Reproduce the records below in full and exactly, without their images.

Recorded data
◆ ◆ ◆
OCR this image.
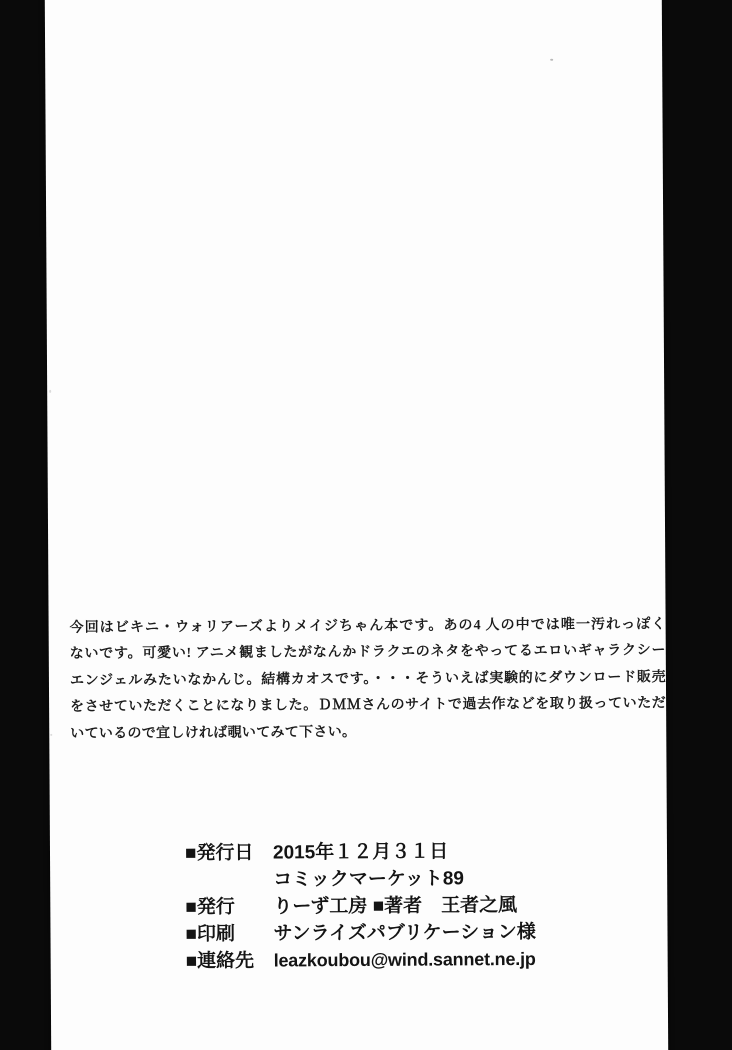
今回はビキニ・ウォリアーズよりメイジちゃん本です。あの4 人の中では唯一汚れっぽく
ないです。可愛い! アニメ観ましたがなんかドラクエのネタをやってるエロいギャラクシー
エンジェルみたいなかんじ。結構カオスです。・・・そういえば実験的にダウンロード販売
をさせていただくことになりました。ＤＭＭさんのサイトで過去作などを取り扱っていただ
いているので宜しければ覗いてみて下さい。
■発行日	2015年１２月３１日
コミックマーケット89
■発行	りーず工房 ■著者　王者之風
■印刷	サンライズパブリケーション様
■連絡先	leazkoubou@wind.sannet.ne.jp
◆ ◆ ◆
### Response to the exercise
OCR this image.
今回はビキニ・ウォリアーズよりメイジちゃん本です。あの4 人の中では唯一汚れっぽく
ないです。可愛い! アニメ観ましたがなんかドラクエのネタをやってるエロいギャラクシー
エンジェルみたいなかんじ。結構カオスです。・・・そういえば実験的にダウンロード販売
をさせていただくことになりました。ＤＭＭさんのサイトで過去作などを取り扱っていただ
いているので宜しければ覗いてみて下さい。
■発行日	2015年１２月３１日
コミックマーケット89
■発行	りーず工房 ■著者　王者之風
■印刷	サンライズパブリケーション様
■連絡先	leazkoubou@wind.sannet.ne.jp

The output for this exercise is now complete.